##### Testo da analizzare #####

Cambiavano le curve, cambiava anche Milano. Non sempre in meglio. Basta che paghino. Le luci della città rivitalizzata dall’Expo si accendono anche per gli ex paria della domenica. Alcuni dei nuovi capi hanno rapporti consolidati con rapper emergenti come Lazza ed Emis Killa, frequentatori della Curva Sud ben prima di diventare celebri, ai quali si aggiunge poi il più famoso di tutti, Fedez. Con l’amicizia, chiamiamola così, nasce anche un rapporto professionale. Le foto parigine pubblicate su Instagram dall’ex marito di Chiara Ferragni in compagnia di Islam Hagag e Christian Rosiello, suoi guardia spalle e volti ben noti della balaustra rossonera, la prima fila della Curva da dove scandiscono i cori, poche ore prima del loro arresto sono in qualche modo un segno, seppure involontario. La saldatura tra quello che qualche anno fa a Roma veniva chiamato mondo di sotto con la bella gente che anima serate e pettegolezzi della città che ama sentirsi in cima all’Europa, è ormai un dato di fatto.
Le celebrità vanno dove ci sono altre celebrità. Quindi perché stupirsi che la Sacra Trinità delle notti milanesi, Tocqueville, The Club e Old Fashion, accogliesse spesso gli ultrà più compromessi nei suoi privé, al seguito dei cantanti loro amici? In molti sapevano di questa commistione. Bastava seguire i social dei 7-8 ultrà che hanno preso il comando del tifo organizzato, pieni di viaggi in Costa Smeralda al seguito dei loro amici artisti, di foto con altri personaggi famosi. I tempi dei paria da curva sono soltanto un ricordo. E poi c’erano già stati episodi da bandiera rossa.

#####

Esercizi da svolgere:
**1.** Estrai dal testo sugli ultrà milanesi l'intero passo che va da "Le celebrità vanno" giù fino a "da bandiera rossa.".
**2.** Nel testo sugli ultrà milanesi, quali locali formano la "Sacra Trinità delle notti milanesi"?
**3.** Prosegui il testo sugli ultrà milanesi dopo la sua ultima frase.
Le voci non sono necessarie per lo svolgimento.

##### Voci estratte #####

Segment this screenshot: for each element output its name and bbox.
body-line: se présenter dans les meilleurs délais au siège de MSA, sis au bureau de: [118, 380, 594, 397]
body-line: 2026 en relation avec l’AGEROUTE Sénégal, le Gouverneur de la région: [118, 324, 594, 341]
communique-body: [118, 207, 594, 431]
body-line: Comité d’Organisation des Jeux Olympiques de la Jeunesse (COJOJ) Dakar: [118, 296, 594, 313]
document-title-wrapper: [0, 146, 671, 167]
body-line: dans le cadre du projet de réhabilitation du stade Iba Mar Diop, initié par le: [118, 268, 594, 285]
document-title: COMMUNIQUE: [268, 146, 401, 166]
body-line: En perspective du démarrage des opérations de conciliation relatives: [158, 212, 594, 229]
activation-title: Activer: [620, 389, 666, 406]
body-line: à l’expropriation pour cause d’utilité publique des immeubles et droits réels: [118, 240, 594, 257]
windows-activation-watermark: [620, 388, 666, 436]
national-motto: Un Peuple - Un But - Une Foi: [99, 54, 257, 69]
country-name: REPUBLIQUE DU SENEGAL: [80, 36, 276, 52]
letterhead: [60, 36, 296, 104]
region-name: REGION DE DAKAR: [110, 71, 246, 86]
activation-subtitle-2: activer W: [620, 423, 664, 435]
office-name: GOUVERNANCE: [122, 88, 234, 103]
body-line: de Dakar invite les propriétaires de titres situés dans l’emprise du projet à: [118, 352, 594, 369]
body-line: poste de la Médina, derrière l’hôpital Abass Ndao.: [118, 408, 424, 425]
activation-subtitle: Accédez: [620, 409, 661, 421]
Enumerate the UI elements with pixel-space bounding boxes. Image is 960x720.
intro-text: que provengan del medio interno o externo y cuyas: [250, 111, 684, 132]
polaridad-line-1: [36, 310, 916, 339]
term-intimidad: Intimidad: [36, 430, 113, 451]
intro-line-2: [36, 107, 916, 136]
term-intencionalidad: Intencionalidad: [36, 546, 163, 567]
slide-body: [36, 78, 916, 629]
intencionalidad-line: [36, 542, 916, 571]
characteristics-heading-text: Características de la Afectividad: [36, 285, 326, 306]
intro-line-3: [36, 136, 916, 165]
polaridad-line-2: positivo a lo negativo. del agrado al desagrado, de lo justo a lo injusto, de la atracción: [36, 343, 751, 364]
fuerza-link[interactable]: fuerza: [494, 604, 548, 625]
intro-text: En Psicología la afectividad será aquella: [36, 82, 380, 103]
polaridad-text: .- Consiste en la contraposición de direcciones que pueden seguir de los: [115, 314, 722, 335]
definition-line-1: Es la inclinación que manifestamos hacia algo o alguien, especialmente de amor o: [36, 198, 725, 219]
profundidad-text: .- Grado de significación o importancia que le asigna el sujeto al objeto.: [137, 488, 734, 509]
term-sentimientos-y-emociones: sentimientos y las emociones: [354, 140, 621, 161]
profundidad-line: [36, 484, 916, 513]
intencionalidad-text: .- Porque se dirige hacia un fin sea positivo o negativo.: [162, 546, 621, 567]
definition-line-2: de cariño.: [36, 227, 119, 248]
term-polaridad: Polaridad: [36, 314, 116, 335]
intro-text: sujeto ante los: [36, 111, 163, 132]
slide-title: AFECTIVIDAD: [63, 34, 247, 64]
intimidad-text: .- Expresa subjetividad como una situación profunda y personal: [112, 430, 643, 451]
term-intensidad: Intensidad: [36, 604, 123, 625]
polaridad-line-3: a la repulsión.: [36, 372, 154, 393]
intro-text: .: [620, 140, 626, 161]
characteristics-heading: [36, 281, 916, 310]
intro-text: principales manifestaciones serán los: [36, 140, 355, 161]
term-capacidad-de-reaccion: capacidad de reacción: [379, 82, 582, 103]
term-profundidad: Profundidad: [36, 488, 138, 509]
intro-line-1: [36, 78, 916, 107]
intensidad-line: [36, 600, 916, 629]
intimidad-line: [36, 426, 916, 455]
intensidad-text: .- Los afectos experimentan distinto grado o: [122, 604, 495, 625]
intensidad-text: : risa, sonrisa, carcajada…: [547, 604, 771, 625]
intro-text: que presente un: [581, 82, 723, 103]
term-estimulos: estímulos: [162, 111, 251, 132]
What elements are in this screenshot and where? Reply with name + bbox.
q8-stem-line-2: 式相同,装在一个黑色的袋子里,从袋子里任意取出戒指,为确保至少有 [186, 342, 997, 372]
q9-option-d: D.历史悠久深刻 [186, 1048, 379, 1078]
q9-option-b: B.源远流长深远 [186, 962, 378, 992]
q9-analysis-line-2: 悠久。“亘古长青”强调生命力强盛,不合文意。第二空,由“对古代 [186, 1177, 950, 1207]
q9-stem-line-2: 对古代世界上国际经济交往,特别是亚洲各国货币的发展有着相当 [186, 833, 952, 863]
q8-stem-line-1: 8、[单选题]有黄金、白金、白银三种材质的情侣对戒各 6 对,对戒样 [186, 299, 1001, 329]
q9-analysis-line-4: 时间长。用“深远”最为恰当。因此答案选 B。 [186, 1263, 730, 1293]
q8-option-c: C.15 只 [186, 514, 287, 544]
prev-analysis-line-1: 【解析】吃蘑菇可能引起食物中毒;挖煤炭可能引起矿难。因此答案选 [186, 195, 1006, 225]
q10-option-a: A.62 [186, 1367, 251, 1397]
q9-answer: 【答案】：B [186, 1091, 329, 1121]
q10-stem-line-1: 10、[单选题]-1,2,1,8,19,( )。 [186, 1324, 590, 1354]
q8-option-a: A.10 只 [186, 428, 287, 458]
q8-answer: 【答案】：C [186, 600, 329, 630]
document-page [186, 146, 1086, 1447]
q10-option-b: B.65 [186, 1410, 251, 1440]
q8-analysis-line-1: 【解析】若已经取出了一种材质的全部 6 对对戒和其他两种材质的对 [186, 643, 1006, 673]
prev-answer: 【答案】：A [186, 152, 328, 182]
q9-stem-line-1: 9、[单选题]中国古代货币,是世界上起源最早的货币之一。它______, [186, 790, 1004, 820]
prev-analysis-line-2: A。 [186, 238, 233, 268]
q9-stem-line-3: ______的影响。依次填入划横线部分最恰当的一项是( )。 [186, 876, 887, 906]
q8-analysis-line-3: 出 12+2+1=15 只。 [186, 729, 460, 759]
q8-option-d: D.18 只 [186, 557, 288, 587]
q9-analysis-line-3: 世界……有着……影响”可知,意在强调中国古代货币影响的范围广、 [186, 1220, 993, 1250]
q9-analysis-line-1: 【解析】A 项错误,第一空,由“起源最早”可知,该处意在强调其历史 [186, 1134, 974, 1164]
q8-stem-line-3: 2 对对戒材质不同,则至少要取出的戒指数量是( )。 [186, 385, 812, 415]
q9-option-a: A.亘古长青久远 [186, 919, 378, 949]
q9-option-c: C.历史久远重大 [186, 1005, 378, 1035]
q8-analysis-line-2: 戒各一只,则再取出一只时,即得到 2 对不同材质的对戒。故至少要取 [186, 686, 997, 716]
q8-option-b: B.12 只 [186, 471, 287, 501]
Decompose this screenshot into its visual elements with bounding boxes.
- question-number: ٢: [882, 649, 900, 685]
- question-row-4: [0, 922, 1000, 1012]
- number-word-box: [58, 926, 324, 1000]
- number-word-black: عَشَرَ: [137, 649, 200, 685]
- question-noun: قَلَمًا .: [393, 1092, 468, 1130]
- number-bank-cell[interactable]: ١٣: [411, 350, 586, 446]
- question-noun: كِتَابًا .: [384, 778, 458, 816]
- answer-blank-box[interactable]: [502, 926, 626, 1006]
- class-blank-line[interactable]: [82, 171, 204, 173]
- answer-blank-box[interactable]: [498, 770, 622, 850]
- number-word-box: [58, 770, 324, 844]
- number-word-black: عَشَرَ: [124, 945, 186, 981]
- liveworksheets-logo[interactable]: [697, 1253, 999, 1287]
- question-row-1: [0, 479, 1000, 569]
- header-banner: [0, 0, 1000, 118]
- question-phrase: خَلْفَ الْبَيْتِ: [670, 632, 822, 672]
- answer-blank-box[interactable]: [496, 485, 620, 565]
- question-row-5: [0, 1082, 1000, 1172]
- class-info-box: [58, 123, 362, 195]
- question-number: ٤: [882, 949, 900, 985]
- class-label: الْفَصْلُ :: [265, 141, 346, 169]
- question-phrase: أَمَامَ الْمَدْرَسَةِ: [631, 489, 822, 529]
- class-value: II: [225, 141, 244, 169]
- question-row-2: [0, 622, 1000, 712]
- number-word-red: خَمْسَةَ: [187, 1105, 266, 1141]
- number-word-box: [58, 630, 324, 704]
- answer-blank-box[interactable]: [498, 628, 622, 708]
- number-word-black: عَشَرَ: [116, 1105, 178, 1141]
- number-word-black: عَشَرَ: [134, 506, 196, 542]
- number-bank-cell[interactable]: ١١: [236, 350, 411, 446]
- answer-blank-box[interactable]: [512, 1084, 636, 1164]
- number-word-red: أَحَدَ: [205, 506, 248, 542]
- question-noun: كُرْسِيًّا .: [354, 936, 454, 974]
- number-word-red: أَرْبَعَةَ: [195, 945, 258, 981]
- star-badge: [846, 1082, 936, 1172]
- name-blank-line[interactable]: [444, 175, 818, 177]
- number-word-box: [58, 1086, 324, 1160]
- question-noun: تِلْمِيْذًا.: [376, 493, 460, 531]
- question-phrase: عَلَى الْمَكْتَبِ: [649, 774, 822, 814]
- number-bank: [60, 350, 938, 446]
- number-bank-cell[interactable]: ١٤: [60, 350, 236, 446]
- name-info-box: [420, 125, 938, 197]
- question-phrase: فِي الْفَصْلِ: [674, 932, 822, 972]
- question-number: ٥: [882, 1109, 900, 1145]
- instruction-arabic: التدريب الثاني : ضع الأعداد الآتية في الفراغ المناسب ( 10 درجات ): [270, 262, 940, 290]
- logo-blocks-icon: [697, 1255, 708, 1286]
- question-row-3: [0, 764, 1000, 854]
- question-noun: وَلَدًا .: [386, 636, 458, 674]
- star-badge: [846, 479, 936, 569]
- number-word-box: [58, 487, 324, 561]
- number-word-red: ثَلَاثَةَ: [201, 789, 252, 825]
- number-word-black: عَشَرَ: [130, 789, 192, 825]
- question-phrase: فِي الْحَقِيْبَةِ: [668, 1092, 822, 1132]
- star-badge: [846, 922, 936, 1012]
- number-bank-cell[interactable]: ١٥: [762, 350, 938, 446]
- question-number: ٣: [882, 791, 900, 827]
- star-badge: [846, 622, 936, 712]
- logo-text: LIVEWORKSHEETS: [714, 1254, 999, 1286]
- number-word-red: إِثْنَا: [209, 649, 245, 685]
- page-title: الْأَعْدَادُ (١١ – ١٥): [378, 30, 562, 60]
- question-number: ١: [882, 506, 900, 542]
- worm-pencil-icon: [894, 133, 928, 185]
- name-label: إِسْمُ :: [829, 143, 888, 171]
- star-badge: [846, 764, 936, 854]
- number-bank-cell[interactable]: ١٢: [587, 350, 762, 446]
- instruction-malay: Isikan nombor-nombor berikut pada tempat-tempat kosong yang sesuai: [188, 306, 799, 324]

#####

Risultati dell'esercizio:
**1.**
Le celebrità vanno dove ci sono altre celebrità. Quindi perché stupirsi che la Sacra Trinità delle notti milanesi, Tocqueville, The Club e Old Fashion, accogliesse spesso gli ultrà più compromessi nei suoi privé, al seguito dei cantanti loro amici? In molti sapevano di questa commistione. Bastava seguire i social dei 7-8 ultrà che hanno preso il comando del tifo organizzato, pieni di viaggi in Costa Smeralda al seguito dei loro amici artisti, di foto con altri personaggi famosi. I tempi dei paria da curva sono soltanto un ricordo. E poi c’erano già stati episodi da bandiera rossa.

**2.** Tocqueville, The Club e Old Fashion.

**3.**
La famosa lite all’interno di The Club tra il personal trainer Cristiano Iovino e Fedez, quest’ultimo presente a ogni svincolo delle vicende che tramite magistratura hanno dissolto l’attuale cupola degli ultrà milanisti, viene risolto da una visita del rapper a casa di Luca Lucci, il capo dei capi della curva. Non proprio un segreto, una Ferrari in quel di Scanzorosciate, all’imbocco delle Alpi Orobie, tende a farsi notare. Ma la legge del farsi i c… propri è in vigore anche a questa latitudine. Tutto il mondo è paese, non è mai esistito uno specifico milanese.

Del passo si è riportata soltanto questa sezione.